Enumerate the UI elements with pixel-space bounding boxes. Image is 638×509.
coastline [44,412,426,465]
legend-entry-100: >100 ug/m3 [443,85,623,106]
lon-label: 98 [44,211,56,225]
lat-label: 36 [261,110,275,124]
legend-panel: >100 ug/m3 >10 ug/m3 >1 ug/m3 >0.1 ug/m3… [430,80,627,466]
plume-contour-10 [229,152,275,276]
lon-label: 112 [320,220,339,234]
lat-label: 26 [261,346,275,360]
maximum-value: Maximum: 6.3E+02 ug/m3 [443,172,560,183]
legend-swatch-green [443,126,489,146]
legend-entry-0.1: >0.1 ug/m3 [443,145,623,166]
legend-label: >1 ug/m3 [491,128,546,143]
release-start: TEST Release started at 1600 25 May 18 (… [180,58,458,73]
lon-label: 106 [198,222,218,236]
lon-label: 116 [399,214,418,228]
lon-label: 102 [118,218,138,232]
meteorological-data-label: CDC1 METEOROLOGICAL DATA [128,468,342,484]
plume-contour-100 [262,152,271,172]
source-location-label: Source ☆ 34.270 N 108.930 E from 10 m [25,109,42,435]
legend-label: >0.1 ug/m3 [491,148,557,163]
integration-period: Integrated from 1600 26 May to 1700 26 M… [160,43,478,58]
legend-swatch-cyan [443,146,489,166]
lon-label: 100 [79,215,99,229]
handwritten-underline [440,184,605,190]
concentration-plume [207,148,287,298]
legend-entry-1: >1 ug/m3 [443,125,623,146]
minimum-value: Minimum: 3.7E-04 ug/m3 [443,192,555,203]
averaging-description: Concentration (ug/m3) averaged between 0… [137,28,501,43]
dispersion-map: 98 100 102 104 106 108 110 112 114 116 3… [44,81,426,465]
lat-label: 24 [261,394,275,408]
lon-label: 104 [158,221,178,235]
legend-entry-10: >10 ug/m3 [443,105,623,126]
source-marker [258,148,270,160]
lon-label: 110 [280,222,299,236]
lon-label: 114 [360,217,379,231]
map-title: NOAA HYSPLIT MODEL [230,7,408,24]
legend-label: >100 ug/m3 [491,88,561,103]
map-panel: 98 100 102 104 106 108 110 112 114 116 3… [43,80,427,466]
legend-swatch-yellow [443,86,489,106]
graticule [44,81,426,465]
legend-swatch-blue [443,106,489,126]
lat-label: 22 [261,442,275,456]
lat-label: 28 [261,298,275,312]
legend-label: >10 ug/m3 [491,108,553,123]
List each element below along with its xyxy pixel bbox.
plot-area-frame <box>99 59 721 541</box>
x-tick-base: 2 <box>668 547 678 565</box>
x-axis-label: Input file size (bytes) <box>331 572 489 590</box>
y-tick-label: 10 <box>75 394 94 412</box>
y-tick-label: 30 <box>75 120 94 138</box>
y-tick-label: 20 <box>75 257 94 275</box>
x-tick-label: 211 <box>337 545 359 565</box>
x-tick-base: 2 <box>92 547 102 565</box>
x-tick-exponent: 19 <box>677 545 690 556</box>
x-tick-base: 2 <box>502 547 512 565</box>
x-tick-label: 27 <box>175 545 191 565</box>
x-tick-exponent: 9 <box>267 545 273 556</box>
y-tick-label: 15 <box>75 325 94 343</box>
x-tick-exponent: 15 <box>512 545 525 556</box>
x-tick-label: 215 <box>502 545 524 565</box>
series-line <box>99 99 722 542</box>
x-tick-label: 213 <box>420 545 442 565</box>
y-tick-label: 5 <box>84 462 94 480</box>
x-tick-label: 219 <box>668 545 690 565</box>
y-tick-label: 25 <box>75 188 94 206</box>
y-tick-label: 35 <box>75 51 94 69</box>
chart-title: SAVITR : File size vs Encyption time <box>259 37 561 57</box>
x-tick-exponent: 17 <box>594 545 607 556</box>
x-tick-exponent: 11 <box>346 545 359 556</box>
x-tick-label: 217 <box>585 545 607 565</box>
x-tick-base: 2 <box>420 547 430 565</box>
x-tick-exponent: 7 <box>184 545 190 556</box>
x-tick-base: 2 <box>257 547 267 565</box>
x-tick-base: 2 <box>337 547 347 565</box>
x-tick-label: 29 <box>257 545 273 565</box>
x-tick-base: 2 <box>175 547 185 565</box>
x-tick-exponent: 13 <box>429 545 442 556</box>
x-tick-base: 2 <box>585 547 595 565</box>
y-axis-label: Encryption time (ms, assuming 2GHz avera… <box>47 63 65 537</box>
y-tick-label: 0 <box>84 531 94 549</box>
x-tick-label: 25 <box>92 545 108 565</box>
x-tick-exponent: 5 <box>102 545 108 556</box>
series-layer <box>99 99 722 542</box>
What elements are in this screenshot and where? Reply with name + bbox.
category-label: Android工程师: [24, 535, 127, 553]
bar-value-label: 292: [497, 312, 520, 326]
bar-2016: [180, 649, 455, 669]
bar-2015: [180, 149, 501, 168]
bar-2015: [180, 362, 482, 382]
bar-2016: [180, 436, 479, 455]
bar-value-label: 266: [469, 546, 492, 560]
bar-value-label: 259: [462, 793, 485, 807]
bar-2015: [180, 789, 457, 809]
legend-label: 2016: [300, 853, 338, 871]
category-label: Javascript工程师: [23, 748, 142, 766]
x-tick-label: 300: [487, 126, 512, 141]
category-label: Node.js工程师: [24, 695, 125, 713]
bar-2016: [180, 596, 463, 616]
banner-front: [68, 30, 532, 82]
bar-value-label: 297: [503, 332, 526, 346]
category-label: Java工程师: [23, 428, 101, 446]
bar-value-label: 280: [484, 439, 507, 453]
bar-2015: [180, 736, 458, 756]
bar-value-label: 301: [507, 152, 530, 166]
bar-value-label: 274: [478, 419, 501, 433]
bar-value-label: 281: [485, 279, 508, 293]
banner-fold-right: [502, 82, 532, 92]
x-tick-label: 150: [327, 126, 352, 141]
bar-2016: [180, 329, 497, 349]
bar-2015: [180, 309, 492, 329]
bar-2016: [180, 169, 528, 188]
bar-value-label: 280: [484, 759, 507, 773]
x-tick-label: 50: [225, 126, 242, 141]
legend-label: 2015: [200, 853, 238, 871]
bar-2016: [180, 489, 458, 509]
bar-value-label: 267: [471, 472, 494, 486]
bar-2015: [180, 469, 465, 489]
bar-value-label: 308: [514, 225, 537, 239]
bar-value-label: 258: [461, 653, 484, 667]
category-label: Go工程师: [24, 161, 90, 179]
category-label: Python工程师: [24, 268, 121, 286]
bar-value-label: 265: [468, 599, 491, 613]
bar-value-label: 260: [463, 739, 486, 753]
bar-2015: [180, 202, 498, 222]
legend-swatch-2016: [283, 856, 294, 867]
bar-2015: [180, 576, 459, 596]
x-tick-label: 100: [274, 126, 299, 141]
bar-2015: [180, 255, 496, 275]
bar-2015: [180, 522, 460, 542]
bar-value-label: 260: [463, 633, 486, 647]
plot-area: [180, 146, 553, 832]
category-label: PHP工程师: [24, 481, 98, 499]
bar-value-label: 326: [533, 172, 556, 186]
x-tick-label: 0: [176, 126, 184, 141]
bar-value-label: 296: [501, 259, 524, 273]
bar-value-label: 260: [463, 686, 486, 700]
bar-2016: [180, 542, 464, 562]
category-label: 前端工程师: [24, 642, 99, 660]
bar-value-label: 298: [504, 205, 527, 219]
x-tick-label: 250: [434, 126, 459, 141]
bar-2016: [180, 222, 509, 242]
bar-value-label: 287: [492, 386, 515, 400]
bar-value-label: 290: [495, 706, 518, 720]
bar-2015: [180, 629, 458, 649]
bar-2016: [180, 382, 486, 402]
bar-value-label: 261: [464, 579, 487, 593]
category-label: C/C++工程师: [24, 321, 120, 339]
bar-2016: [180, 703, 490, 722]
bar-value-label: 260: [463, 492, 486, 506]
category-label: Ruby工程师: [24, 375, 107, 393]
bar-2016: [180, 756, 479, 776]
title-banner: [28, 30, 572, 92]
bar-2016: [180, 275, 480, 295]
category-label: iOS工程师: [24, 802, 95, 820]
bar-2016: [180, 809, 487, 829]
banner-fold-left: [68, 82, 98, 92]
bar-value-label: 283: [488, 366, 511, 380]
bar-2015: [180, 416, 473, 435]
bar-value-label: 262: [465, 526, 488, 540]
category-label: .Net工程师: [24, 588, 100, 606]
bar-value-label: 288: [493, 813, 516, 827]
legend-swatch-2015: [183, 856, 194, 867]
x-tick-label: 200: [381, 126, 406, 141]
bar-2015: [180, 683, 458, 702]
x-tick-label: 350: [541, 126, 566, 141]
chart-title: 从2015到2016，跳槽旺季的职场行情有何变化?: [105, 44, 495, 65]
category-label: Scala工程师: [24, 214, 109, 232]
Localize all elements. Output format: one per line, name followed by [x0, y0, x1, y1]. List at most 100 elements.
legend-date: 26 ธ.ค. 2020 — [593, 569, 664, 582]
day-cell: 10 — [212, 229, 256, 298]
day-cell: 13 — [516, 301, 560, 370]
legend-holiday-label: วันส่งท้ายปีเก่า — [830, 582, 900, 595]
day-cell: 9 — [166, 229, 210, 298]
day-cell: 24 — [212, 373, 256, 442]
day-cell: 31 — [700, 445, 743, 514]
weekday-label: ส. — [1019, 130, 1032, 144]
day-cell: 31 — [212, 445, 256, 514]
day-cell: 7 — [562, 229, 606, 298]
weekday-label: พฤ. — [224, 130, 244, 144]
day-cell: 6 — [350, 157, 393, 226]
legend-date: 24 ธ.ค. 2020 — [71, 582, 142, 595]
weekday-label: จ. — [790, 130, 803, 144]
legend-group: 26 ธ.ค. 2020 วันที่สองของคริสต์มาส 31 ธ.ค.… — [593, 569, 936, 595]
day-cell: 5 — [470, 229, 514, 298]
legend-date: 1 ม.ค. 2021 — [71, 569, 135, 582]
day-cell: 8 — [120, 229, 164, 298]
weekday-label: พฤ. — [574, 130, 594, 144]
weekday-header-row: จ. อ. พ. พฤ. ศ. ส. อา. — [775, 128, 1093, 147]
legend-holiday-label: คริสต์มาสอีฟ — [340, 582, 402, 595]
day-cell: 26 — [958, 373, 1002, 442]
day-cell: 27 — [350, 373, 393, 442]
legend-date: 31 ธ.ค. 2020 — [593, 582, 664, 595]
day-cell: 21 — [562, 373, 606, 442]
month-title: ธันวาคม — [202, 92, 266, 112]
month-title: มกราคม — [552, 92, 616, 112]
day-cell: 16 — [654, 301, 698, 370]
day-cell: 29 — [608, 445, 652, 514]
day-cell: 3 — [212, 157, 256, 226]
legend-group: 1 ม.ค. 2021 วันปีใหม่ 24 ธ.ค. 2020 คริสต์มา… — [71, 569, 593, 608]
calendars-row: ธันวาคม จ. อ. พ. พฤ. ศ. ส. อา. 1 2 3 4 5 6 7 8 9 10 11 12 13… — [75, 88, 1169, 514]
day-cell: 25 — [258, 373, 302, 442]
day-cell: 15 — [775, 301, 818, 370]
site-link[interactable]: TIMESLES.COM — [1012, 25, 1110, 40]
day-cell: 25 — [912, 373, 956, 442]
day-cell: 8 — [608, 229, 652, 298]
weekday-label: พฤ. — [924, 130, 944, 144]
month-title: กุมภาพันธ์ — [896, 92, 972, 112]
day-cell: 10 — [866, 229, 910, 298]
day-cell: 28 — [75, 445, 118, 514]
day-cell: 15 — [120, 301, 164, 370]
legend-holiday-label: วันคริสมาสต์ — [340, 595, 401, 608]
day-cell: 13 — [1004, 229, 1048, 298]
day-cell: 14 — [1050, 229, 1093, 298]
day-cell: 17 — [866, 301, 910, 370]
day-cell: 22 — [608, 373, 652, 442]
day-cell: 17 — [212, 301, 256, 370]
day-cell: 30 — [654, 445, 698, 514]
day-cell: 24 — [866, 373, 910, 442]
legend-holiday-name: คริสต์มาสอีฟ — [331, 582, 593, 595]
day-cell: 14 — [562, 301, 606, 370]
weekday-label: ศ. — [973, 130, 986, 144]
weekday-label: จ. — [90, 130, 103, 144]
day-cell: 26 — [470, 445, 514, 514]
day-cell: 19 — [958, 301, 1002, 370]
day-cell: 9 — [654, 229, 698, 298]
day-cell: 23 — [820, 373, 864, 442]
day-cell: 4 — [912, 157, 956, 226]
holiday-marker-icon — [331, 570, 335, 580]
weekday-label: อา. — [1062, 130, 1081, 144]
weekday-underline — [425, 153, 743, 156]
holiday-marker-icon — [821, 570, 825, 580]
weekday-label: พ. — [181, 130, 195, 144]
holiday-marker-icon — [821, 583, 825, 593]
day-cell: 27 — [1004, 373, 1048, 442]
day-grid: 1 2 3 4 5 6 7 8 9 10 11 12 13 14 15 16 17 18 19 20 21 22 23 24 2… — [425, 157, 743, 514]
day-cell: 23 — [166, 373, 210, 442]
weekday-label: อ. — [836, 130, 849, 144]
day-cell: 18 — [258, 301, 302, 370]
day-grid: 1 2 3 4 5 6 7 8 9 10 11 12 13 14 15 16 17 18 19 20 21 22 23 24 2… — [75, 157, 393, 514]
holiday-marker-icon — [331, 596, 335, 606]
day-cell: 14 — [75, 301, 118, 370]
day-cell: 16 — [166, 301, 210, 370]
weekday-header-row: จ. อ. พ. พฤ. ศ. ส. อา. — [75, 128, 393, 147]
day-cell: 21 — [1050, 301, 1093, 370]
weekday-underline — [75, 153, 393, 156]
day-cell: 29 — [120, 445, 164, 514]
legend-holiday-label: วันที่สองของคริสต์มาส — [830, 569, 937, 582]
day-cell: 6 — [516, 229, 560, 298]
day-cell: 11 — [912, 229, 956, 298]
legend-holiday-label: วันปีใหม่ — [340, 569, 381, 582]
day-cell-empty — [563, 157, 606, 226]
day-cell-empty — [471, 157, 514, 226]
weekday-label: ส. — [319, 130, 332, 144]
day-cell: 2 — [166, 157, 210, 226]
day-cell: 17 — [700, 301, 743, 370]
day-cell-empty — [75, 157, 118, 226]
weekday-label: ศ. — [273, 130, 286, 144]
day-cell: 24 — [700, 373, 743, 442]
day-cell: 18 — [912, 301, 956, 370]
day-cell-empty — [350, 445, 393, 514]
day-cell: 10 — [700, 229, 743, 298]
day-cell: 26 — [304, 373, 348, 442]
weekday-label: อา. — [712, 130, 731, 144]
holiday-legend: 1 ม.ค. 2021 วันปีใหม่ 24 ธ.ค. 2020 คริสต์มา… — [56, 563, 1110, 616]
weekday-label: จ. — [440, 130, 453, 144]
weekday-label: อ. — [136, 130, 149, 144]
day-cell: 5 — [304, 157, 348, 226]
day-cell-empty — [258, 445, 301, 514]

----

* [STATED PROBLEM]: Rewrite the lines from the first one up to and including the line with "averaging-description: Concentration (ug/m3)", substituting "shoreline" for "coastline" and changing nothing else.

* [SOLVED PROBLEM]:
Enumerate the UI elements with pixel-space bounding boxes. Image is 638×509.
shoreline [44,412,426,465]
legend-entry-100: >100 ug/m3 [443,85,623,106]
lon-label: 98 [44,211,56,225]
lat-label: 36 [261,110,275,124]
legend-panel: >100 ug/m3 >10 ug/m3 >1 ug/m3 >0.1 ug/m3… [430,80,627,466]
plume-contour-10 [229,152,275,276]
lon-label: 112 [320,220,339,234]
lat-label: 26 [261,346,275,360]
maximum-value: Maximum: 6.3E+02 ug/m3 [443,172,560,183]
legend-swatch-green [443,126,489,146]
legend-entry-0.1: >0.1 ug/m3 [443,145,623,166]
legend-label: >1 ug/m3 [491,128,546,143]
release-start: TEST Release started at 1600 25 May 18 (… [180,58,458,73]
lon-label: 106 [198,222,218,236]
lon-label: 116 [399,214,418,228]
lon-label: 102 [118,218,138,232]
meteorological-data-label: CDC1 METEOROLOGICAL DATA [128,468,342,484]
plume-contour-100 [262,152,271,172]
source-location-label: Source ☆ 34.270 N 108.930 E from 10 m [25,109,42,435]
legend-label: >0.1 ug/m3 [491,148,557,163]
integration-period: Integrated from 1600 26 May to 1700 26 M… [160,43,478,58]
legend-swatch-cyan [443,146,489,166]
lon-label: 100 [79,215,99,229]
handwritten-underline [440,184,605,190]
concentration-plume [207,148,287,298]
legend-entry-1: >1 ug/m3 [443,125,623,146]
minimum-value: Minimum: 3.7E-04 ug/m3 [443,192,555,203]
averaging-description: Concentration (ug/m3) averaged between 0… [137,28,501,43]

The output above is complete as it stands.